_TASK STATEMENT_: Identify each line below containing the string "JSON" and copy it.

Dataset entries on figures
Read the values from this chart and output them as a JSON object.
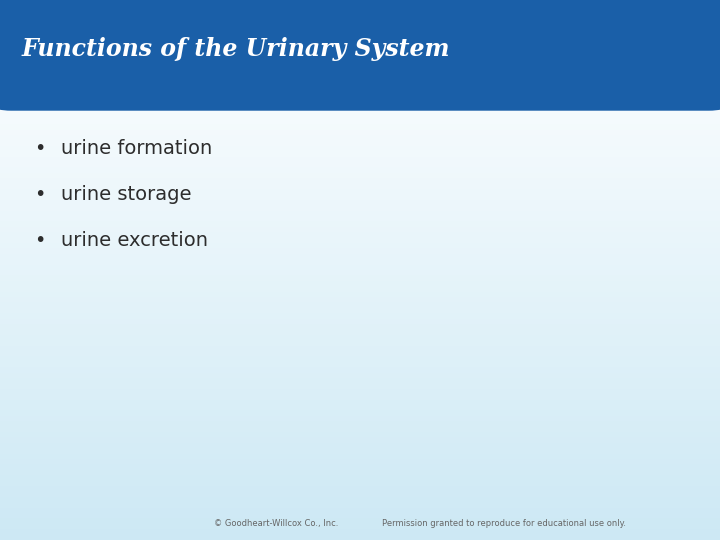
{
  "title": "Functions of the Urinary System",
  "title_color": "#ffffff",
  "title_bg_color": "#1a5fa8",
  "title_font_size": 17,
  "bullet_points": [
    "urine formation",
    "urine storage",
    "urine excretion"
  ],
  "bullet_color": "#2d2d2d",
  "bullet_font_size": 14,
  "background_top": "#ffffff",
  "background_bottom": "#cce8f4",
  "footer_left": "© Goodheart-Willcox Co., Inc.",
  "footer_right": "Permission granted to reproduce for educational use only.",
  "footer_color": "#666666",
  "footer_font_size": 6
}
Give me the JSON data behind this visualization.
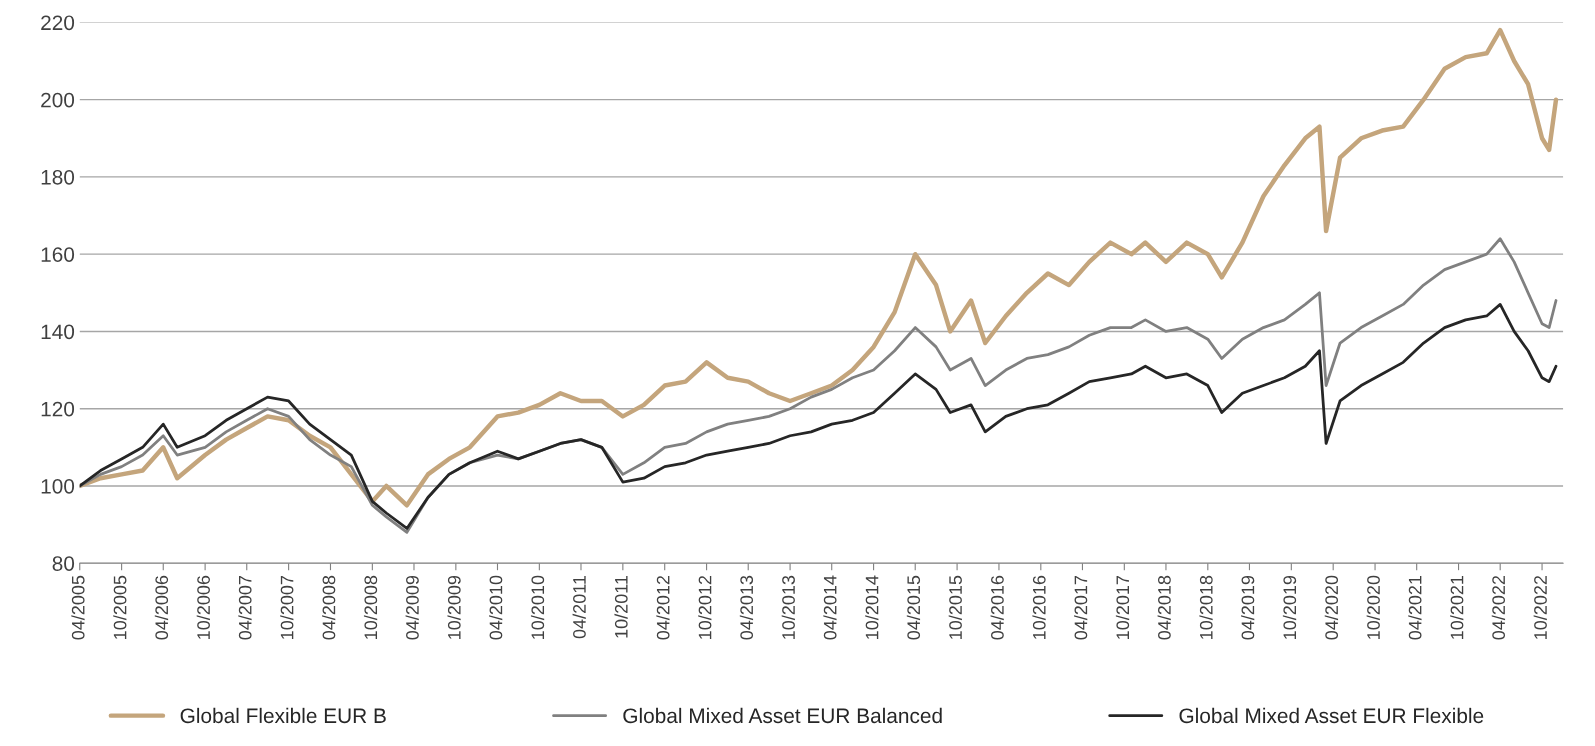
{
  "chart_data": {
    "type": "line",
    "x": [
      "2005-04",
      "2005-07",
      "2005-10",
      "2006-01",
      "2006-04",
      "2006-06",
      "2006-10",
      "2007-01",
      "2007-04",
      "2007-07",
      "2007-10",
      "2008-01",
      "2008-04",
      "2008-07",
      "2008-10",
      "2008-12",
      "2009-03",
      "2009-06",
      "2009-09",
      "2009-12",
      "2010-04",
      "2010-07",
      "2010-10",
      "2011-01",
      "2011-04",
      "2011-07",
      "2011-10",
      "2012-01",
      "2012-04",
      "2012-07",
      "2012-10",
      "2013-01",
      "2013-04",
      "2013-07",
      "2013-10",
      "2014-01",
      "2014-04",
      "2014-07",
      "2014-10",
      "2015-01",
      "2015-04",
      "2015-07",
      "2015-09",
      "2015-12",
      "2016-02",
      "2016-05",
      "2016-08",
      "2016-11",
      "2017-02",
      "2017-05",
      "2017-08",
      "2017-11",
      "2018-01",
      "2018-04",
      "2018-07",
      "2018-10",
      "2018-12",
      "2019-03",
      "2019-06",
      "2019-09",
      "2019-12",
      "2020-02",
      "2020-03",
      "2020-05",
      "2020-08",
      "2020-11",
      "2021-02",
      "2021-05",
      "2021-08",
      "2021-11",
      "2022-02",
      "2022-04",
      "2022-06",
      "2022-08",
      "2022-10",
      "2022-11",
      "2022-12"
    ],
    "series": [
      {
        "name": "Global Flexible EUR B",
        "color": "#c4a57c",
        "values": [
          100,
          102,
          103,
          104,
          110,
          102,
          108,
          112,
          115,
          118,
          117,
          113,
          110,
          103,
          96,
          100,
          95,
          103,
          107,
          110,
          118,
          119,
          121,
          124,
          122,
          122,
          118,
          121,
          126,
          127,
          132,
          128,
          127,
          124,
          122,
          124,
          126,
          130,
          136,
          145,
          160,
          152,
          140,
          148,
          137,
          144,
          150,
          155,
          152,
          158,
          163,
          160,
          163,
          158,
          163,
          160,
          154,
          163,
          175,
          183,
          190,
          193,
          166,
          185,
          190,
          192,
          193,
          200,
          208,
          211,
          212,
          218,
          210,
          204,
          190,
          187,
          200
        ]
      },
      {
        "name": "Global Mixed Asset EUR Balanced",
        "color": "#808080",
        "values": [
          100,
          103,
          105,
          108,
          113,
          108,
          110,
          114,
          117,
          120,
          118,
          112,
          108,
          105,
          95,
          92,
          88,
          97,
          103,
          106,
          108,
          107,
          109,
          111,
          112,
          110,
          103,
          106,
          110,
          111,
          114,
          116,
          117,
          118,
          120,
          123,
          125,
          128,
          130,
          135,
          141,
          136,
          130,
          133,
          126,
          130,
          133,
          134,
          136,
          139,
          141,
          141,
          143,
          140,
          141,
          138,
          133,
          138,
          141,
          143,
          147,
          150,
          126,
          137,
          141,
          144,
          147,
          152,
          156,
          158,
          160,
          164,
          158,
          150,
          142,
          141,
          148
        ]
      },
      {
        "name": "Global Mixed Asset EUR Flexible",
        "color": "#262626",
        "values": [
          100,
          104,
          107,
          110,
          116,
          110,
          113,
          117,
          120,
          123,
          122,
          116,
          112,
          108,
          96,
          93,
          89,
          97,
          103,
          106,
          109,
          107,
          109,
          111,
          112,
          110,
          101,
          102,
          105,
          106,
          108,
          109,
          110,
          111,
          113,
          114,
          116,
          117,
          119,
          124,
          129,
          125,
          119,
          121,
          114,
          118,
          120,
          121,
          124,
          127,
          128,
          129,
          131,
          128,
          129,
          126,
          119,
          124,
          126,
          128,
          131,
          135,
          111,
          122,
          126,
          129,
          132,
          137,
          141,
          143,
          144,
          147,
          140,
          135,
          128,
          127,
          131
        ]
      }
    ],
    "xlim": [
      "2005-04",
      "2023-01"
    ],
    "xticks": [
      {
        "value": "2005-04",
        "label": "04/2005"
      },
      {
        "value": "2005-10",
        "label": "10/2005"
      },
      {
        "value": "2006-04",
        "label": "04/2006"
      },
      {
        "value": "2006-10",
        "label": "10/2006"
      },
      {
        "value": "2007-04",
        "label": "04/2007"
      },
      {
        "value": "2007-10",
        "label": "10/2007"
      },
      {
        "value": "2008-04",
        "label": "04/2008"
      },
      {
        "value": "2008-10",
        "label": "10/2008"
      },
      {
        "value": "2009-04",
        "label": "04/2009"
      },
      {
        "value": "2009-10",
        "label": "10/2009"
      },
      {
        "value": "2010-04",
        "label": "04/2010"
      },
      {
        "value": "2010-10",
        "label": "10/2010"
      },
      {
        "value": "2011-04",
        "label": "04/2011"
      },
      {
        "value": "2011-10",
        "label": "10/2011"
      },
      {
        "value": "2012-04",
        "label": "04/2012"
      },
      {
        "value": "2012-10",
        "label": "10/2012"
      },
      {
        "value": "2013-04",
        "label": "04/2013"
      },
      {
        "value": "2013-10",
        "label": "10/2013"
      },
      {
        "value": "2014-04",
        "label": "04/2014"
      },
      {
        "value": "2014-10",
        "label": "10/2014"
      },
      {
        "value": "2015-04",
        "label": "04/2015"
      },
      {
        "value": "2015-10",
        "label": "10/2015"
      },
      {
        "value": "2016-04",
        "label": "04/2016"
      },
      {
        "value": "2016-10",
        "label": "10/2016"
      },
      {
        "value": "2017-04",
        "label": "04/2017"
      },
      {
        "value": "2017-10",
        "label": "10/2017"
      },
      {
        "value": "2018-04",
        "label": "04/2018"
      },
      {
        "value": "2018-10",
        "label": "10/2018"
      },
      {
        "value": "2019-04",
        "label": "04/2019"
      },
      {
        "value": "2019-10",
        "label": "10/2019"
      },
      {
        "value": "2020-04",
        "label": "04/2020"
      },
      {
        "value": "2020-10",
        "label": "10/2020"
      },
      {
        "value": "2021-04",
        "label": "04/2021"
      },
      {
        "value": "2021-10",
        "label": "10/2021"
      },
      {
        "value": "2022-04",
        "label": "04/2022"
      },
      {
        "value": "2022-10",
        "label": "10/2022"
      }
    ],
    "ylim": [
      80,
      220
    ],
    "yticks": [
      80,
      100,
      120,
      140,
      160,
      180,
      200,
      220
    ],
    "grid": "y",
    "legend": "bottom",
    "marker": "none",
    "line_style": "solid"
  }
}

_FULL OUTPUT_:
Read the values from this chart and output them as a JSON object.
Give me the JSON data behind this visualization.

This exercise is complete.